* START EXERCISE INPUT *

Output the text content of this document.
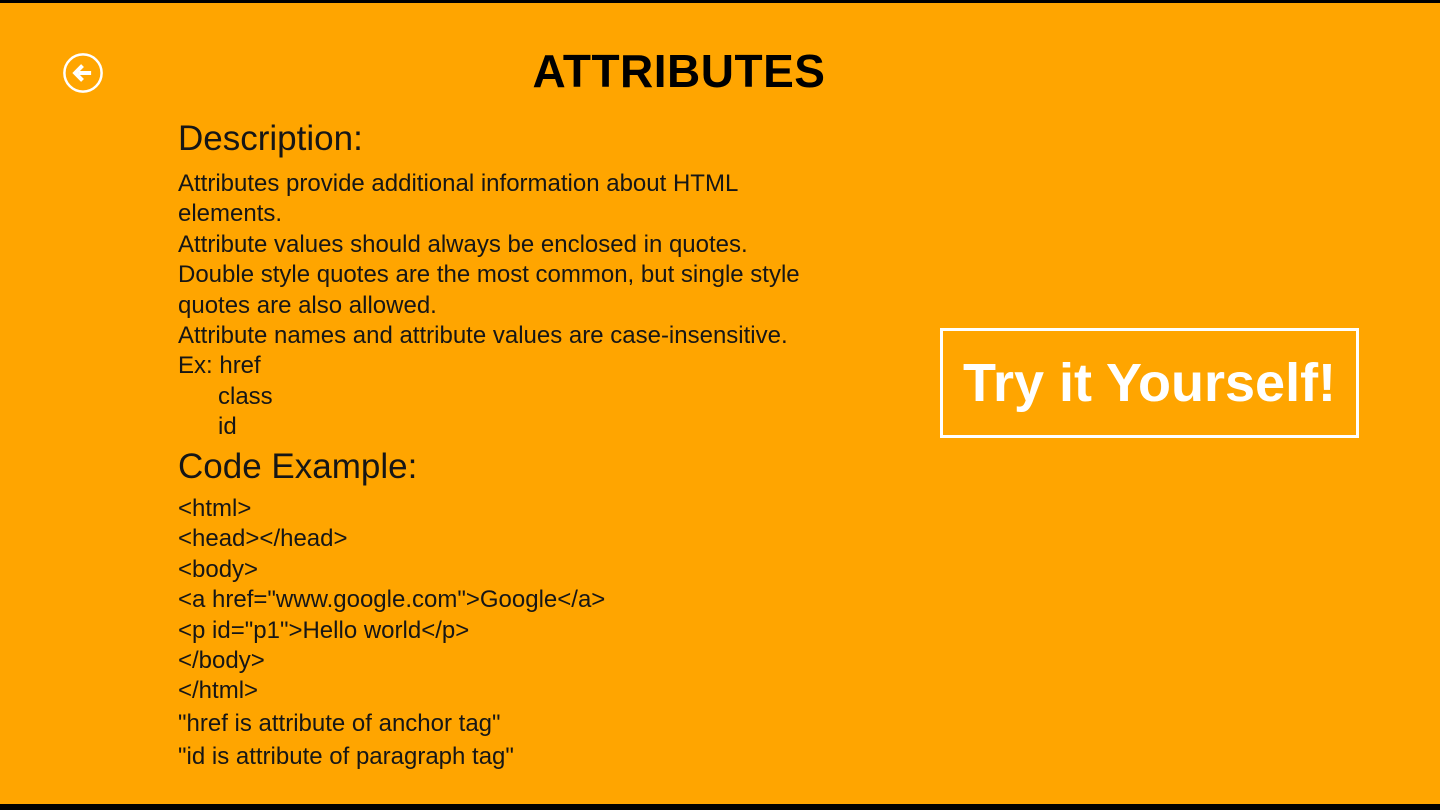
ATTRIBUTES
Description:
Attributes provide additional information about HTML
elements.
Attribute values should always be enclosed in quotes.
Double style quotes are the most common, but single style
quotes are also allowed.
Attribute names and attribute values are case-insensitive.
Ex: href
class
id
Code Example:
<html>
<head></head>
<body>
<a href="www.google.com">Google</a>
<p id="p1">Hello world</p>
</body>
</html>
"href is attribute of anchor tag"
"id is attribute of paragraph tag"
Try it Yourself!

* END EXERCISE INPUT *
* START EXERCISE INPUT *

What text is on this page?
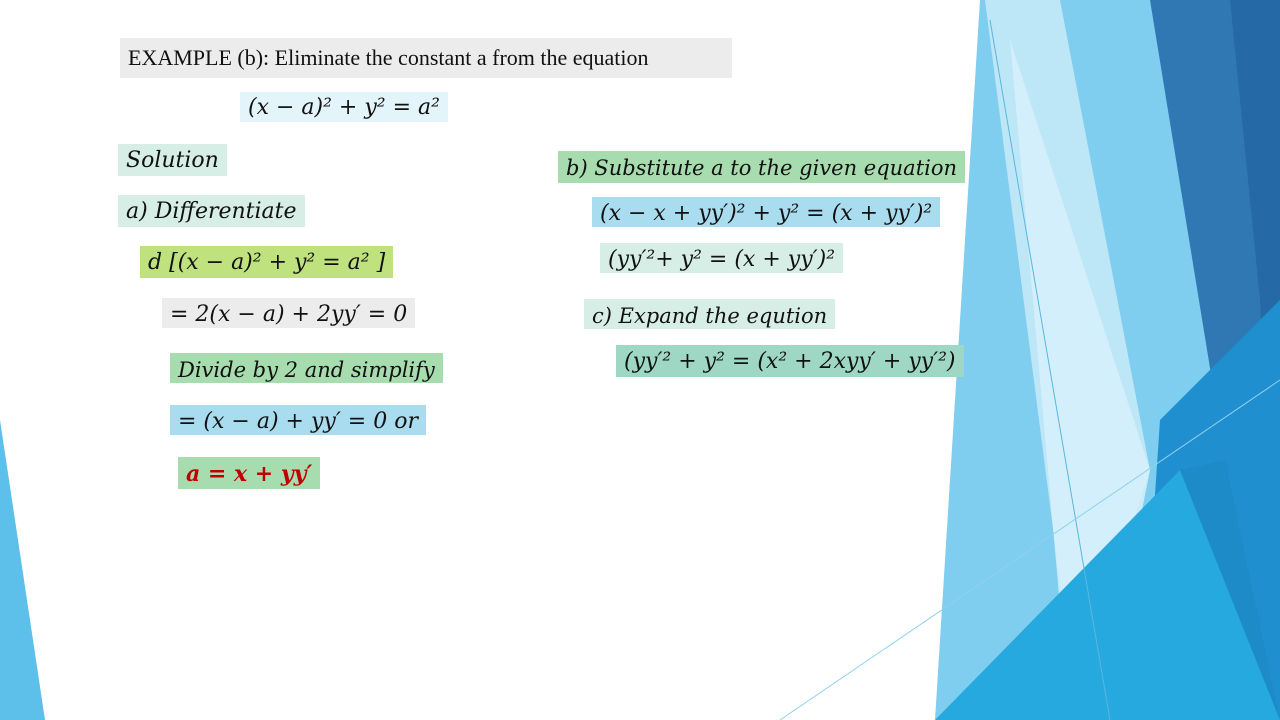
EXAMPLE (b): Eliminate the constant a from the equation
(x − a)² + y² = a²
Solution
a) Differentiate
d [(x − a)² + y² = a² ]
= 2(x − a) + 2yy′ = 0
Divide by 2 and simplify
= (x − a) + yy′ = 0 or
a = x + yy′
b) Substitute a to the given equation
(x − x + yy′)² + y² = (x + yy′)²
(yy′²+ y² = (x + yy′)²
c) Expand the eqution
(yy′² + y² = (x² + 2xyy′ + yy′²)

* END EXERCISE INPUT *

## OBJECTIVE
Copy the lines from the entries above in which the word "quotes" appears.

## ANSWER TO THIS TASK
Attribute values should always be enclosed in quotes.
Double style quotes are the most common, but single style
quotes are also allowed.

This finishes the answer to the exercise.